Dataset records
────────
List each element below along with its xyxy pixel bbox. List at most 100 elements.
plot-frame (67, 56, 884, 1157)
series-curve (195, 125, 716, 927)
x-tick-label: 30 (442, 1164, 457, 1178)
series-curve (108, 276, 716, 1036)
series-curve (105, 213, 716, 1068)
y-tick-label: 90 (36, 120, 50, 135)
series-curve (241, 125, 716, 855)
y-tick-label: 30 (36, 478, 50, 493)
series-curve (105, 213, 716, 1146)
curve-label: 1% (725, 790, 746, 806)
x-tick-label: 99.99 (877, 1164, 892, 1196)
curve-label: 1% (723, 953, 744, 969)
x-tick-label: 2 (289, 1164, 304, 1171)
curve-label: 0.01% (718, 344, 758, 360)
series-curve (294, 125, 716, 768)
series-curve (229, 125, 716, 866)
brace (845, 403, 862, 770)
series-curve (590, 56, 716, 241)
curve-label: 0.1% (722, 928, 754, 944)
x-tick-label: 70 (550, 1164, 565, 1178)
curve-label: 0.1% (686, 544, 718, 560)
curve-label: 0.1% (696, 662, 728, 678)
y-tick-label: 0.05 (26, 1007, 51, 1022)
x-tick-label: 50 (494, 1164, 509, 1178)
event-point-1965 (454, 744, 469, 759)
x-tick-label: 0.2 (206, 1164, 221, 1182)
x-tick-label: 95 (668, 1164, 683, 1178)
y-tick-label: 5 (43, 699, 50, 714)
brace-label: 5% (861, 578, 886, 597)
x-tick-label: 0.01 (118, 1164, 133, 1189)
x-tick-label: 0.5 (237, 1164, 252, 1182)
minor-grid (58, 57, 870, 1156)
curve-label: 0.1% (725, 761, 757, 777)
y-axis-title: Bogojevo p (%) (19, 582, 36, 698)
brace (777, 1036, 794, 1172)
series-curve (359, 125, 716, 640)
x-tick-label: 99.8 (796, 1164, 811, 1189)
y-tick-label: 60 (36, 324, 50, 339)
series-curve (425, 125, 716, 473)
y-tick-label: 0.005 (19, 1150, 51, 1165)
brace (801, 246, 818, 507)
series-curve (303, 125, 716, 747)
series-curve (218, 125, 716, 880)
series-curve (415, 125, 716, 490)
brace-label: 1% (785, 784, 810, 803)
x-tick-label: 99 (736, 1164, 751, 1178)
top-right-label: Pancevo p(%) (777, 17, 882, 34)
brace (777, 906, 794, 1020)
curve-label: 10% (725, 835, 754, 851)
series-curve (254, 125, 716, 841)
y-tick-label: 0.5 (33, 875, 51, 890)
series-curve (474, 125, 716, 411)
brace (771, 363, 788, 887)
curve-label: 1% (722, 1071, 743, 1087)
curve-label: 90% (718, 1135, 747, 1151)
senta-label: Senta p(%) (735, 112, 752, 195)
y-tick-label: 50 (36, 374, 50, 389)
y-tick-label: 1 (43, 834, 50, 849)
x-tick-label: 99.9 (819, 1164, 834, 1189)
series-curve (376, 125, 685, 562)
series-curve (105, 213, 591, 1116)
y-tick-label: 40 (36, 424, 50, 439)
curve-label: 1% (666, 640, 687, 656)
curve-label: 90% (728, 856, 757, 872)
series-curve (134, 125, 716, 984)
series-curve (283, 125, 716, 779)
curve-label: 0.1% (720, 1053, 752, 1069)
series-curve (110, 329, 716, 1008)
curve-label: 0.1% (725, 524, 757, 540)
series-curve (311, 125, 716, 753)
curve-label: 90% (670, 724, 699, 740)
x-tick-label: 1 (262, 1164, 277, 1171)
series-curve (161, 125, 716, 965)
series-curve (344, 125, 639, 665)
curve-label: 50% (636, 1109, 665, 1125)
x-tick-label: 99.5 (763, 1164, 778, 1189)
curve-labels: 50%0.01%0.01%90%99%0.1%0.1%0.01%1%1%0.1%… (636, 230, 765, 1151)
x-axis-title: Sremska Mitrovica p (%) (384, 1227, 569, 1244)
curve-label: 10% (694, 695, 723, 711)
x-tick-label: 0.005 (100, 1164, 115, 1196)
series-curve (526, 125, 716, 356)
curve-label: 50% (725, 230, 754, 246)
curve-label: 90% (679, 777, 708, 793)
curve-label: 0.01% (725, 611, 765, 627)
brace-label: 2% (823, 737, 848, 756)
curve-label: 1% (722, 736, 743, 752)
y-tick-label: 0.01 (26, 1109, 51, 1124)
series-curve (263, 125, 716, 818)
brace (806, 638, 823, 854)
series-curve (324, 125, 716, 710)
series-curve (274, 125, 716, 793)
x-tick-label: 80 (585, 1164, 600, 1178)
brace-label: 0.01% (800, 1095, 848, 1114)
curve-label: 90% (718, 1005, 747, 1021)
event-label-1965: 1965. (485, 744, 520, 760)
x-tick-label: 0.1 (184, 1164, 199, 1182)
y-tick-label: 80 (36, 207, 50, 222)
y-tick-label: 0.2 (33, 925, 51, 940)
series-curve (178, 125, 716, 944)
────────
Problem details: Rewrite the rows from the start through the line holding "brace-label: 1% (785, 784, 810, 803)", both included, updating every "series-curve" to "data-curve" and keeping everything else the same.

The answer:
List each element below along with its xyxy pixel bbox. List at most 100 elements.
plot-frame (67, 56, 884, 1157)
data-curve (195, 125, 716, 927)
x-tick-label: 30 (442, 1164, 457, 1178)
data-curve (108, 276, 716, 1036)
data-curve (105, 213, 716, 1068)
y-tick-label: 90 (36, 120, 50, 135)
data-curve (241, 125, 716, 855)
y-tick-label: 30 (36, 478, 50, 493)
data-curve (105, 213, 716, 1146)
curve-label: 1% (725, 790, 746, 806)
x-tick-label: 99.99 (877, 1164, 892, 1196)
curve-label: 1% (723, 953, 744, 969)
x-tick-label: 2 (289, 1164, 304, 1171)
curve-label: 0.01% (718, 344, 758, 360)
data-curve (294, 125, 716, 768)
data-curve (229, 125, 716, 866)
brace (845, 403, 862, 770)
data-curve (590, 56, 716, 241)
curve-label: 0.1% (722, 928, 754, 944)
x-tick-label: 70 (550, 1164, 565, 1178)
curve-label: 0.1% (686, 544, 718, 560)
curve-label: 0.1% (696, 662, 728, 678)
y-tick-label: 0.05 (26, 1007, 51, 1022)
x-tick-label: 50 (494, 1164, 509, 1178)
event-point-1965 (454, 744, 469, 759)
x-tick-label: 0.2 (206, 1164, 221, 1182)
x-tick-label: 95 (668, 1164, 683, 1178)
y-tick-label: 5 (43, 699, 50, 714)
brace-label: 5% (861, 578, 886, 597)
x-tick-label: 0.01 (118, 1164, 133, 1189)
x-tick-label: 0.5 (237, 1164, 252, 1182)
minor-grid (58, 57, 870, 1156)
curve-label: 0.1% (725, 761, 757, 777)
y-axis-title: Bogojevo p (%) (19, 582, 36, 698)
brace (777, 1036, 794, 1172)
data-curve (359, 125, 716, 640)
x-tick-label: 99.8 (796, 1164, 811, 1189)
y-tick-label: 60 (36, 324, 50, 339)
data-curve (425, 125, 716, 473)
y-tick-label: 0.005 (19, 1150, 51, 1165)
brace (801, 246, 818, 507)
data-curve (303, 125, 716, 747)
data-curve (218, 125, 716, 880)
data-curve (415, 125, 716, 490)
brace-label: 1% (785, 784, 810, 803)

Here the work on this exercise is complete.